> [AIM]:
Reproduce the listing below line for line with no changes, and leave out the pictures.

> [DATA LINES]:
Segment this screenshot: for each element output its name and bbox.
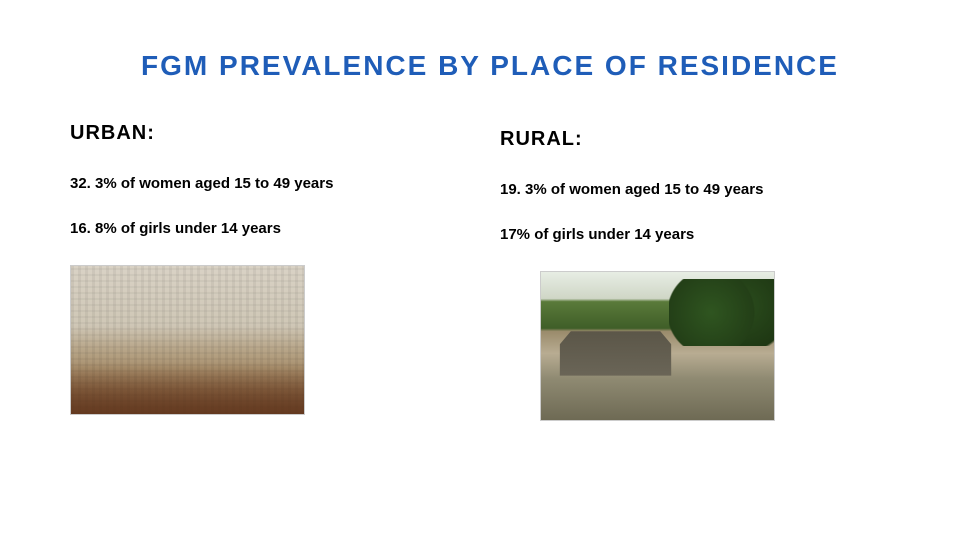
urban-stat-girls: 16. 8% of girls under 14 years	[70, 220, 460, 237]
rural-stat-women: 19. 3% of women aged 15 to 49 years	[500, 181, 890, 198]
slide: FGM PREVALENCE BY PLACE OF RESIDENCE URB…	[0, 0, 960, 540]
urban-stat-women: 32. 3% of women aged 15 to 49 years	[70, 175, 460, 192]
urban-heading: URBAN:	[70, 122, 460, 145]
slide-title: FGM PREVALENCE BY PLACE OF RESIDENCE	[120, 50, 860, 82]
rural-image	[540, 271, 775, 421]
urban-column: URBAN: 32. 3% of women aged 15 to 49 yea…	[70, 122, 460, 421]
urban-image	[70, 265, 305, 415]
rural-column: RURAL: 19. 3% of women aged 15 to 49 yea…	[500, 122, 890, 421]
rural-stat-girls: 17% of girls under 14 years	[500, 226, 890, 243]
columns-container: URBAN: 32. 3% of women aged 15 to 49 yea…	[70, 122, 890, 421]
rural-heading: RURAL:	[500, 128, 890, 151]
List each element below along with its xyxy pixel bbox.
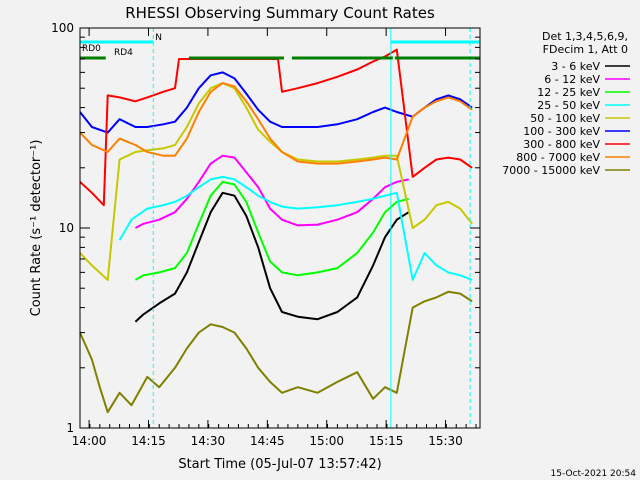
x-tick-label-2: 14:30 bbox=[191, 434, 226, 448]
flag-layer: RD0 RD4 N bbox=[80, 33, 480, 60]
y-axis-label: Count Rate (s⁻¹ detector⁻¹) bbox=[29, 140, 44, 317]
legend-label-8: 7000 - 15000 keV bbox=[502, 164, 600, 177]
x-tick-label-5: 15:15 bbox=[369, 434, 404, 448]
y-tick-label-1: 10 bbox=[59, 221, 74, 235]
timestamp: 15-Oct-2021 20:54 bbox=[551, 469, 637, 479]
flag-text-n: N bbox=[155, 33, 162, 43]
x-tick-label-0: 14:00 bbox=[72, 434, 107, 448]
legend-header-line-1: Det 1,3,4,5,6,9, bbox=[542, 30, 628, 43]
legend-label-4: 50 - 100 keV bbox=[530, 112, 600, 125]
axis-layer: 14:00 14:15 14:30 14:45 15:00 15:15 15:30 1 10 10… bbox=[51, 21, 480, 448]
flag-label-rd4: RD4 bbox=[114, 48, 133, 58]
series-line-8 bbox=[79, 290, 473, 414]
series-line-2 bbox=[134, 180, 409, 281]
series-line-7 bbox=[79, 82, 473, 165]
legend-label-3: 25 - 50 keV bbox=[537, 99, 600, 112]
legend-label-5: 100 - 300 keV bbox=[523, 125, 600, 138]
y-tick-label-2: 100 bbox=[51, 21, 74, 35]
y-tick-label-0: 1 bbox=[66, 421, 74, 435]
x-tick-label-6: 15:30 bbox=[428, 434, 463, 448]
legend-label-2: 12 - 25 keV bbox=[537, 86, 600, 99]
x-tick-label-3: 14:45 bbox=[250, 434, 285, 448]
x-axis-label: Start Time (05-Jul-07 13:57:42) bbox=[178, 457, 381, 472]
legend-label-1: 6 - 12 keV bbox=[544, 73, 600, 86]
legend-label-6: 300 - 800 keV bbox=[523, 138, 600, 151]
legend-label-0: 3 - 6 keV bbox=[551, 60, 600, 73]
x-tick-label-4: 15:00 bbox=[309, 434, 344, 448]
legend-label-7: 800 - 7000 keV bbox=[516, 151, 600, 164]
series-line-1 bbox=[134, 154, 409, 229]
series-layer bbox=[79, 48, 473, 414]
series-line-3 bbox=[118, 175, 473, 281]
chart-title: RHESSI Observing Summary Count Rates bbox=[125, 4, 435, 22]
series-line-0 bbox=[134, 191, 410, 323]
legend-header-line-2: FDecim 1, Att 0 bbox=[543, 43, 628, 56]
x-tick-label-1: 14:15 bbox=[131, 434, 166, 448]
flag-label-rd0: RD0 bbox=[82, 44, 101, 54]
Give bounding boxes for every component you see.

> [WRITTEN SOLUTION]:
Segment this screenshot: for each element output its name and bbox.
urban-stat-girls: 16. 8% of girls under 14 years	[70, 220, 460, 237]
rural-stat-women: 19. 3% of women aged 15 to 49 years	[500, 181, 890, 198]
slide: FGM PREVALENCE BY PLACE OF RESIDENCE URB…	[0, 0, 960, 540]
urban-stat-women: 32. 3% of women aged 15 to 49 years	[70, 175, 460, 192]
urban-heading: URBAN:	[70, 122, 460, 145]
slide-title: FGM PREVALENCE BY PLACE OF RESIDENCE	[120, 50, 860, 82]
rural-image	[540, 271, 775, 421]
urban-column: URBAN: 32. 3% of women aged 15 to 49 yea…	[70, 122, 460, 421]
urban-image	[70, 265, 305, 415]
rural-column: RURAL: 19. 3% of women aged 15 to 49 yea…	[500, 122, 890, 421]
rural-stat-girls: 17% of girls under 14 years	[500, 226, 890, 243]
columns-container: URBAN: 32. 3% of women aged 15 to 49 yea…	[70, 122, 890, 421]
rural-heading: RURAL:	[500, 128, 890, 151]
List each element below along with its xyxy pixel bbox.
x-tick-label-2: 14:30 bbox=[191, 434, 226, 448]
flag-layer: RD0 RD4 N bbox=[80, 33, 480, 60]
y-axis-label: Count Rate (s⁻¹ detector⁻¹) bbox=[29, 140, 44, 317]
legend-label-8: 7000 - 15000 keV bbox=[502, 164, 600, 177]
x-tick-label-5: 15:15 bbox=[369, 434, 404, 448]
y-tick-label-1: 10 bbox=[59, 221, 74, 235]
timestamp: 15-Oct-2021 20:54 bbox=[551, 469, 637, 479]
flag-text-n: N bbox=[155, 33, 162, 43]
x-tick-label-0: 14:00 bbox=[72, 434, 107, 448]
legend-header-line-1: Det 1,3,4,5,6,9, bbox=[542, 30, 628, 43]
legend-label-4: 50 - 100 keV bbox=[530, 112, 600, 125]
axis-layer: 14:00 14:15 14:30 14:45 15:00 15:15 15:30 1 10 10… bbox=[51, 21, 480, 448]
flag-label-rd4: RD4 bbox=[114, 48, 133, 58]
series-line-8 bbox=[79, 290, 473, 414]
series-line-2 bbox=[134, 180, 409, 281]
series-line-7 bbox=[79, 82, 473, 165]
legend-label-3: 25 - 50 keV bbox=[537, 99, 600, 112]
legend-label-5: 100 - 300 keV bbox=[523, 125, 600, 138]
y-tick-label-2: 100 bbox=[51, 21, 74, 35]
y-tick-label-0: 1 bbox=[66, 421, 74, 435]
x-tick-label-6: 15:30 bbox=[428, 434, 463, 448]
legend-label-2: 12 - 25 keV bbox=[537, 86, 600, 99]
x-tick-label-3: 14:45 bbox=[250, 434, 285, 448]
x-axis-label: Start Time (05-Jul-07 13:57:42) bbox=[178, 457, 381, 472]
legend-label-1: 6 - 12 keV bbox=[544, 73, 600, 86]
legend-label-6: 300 - 800 keV bbox=[523, 138, 600, 151]
legend-label-0: 3 - 6 keV bbox=[551, 60, 600, 73]
x-tick-label-4: 15:00 bbox=[309, 434, 344, 448]
legend-label-7: 800 - 7000 keV bbox=[516, 151, 600, 164]
series-line-1 bbox=[134, 154, 409, 229]
series-layer bbox=[79, 48, 473, 414]
series-line-3 bbox=[118, 175, 473, 281]
chart-title: RHESSI Observing Summary Count Rates bbox=[125, 4, 435, 22]
series-line-0 bbox=[134, 191, 410, 323]
legend-header-line-2: FDecim 1, Att 0 bbox=[543, 43, 628, 56]
x-tick-label-1: 14:15 bbox=[131, 434, 166, 448]
flag-label-rd0: RD0 bbox=[82, 44, 101, 54]
Give bounding boxes for every component you see.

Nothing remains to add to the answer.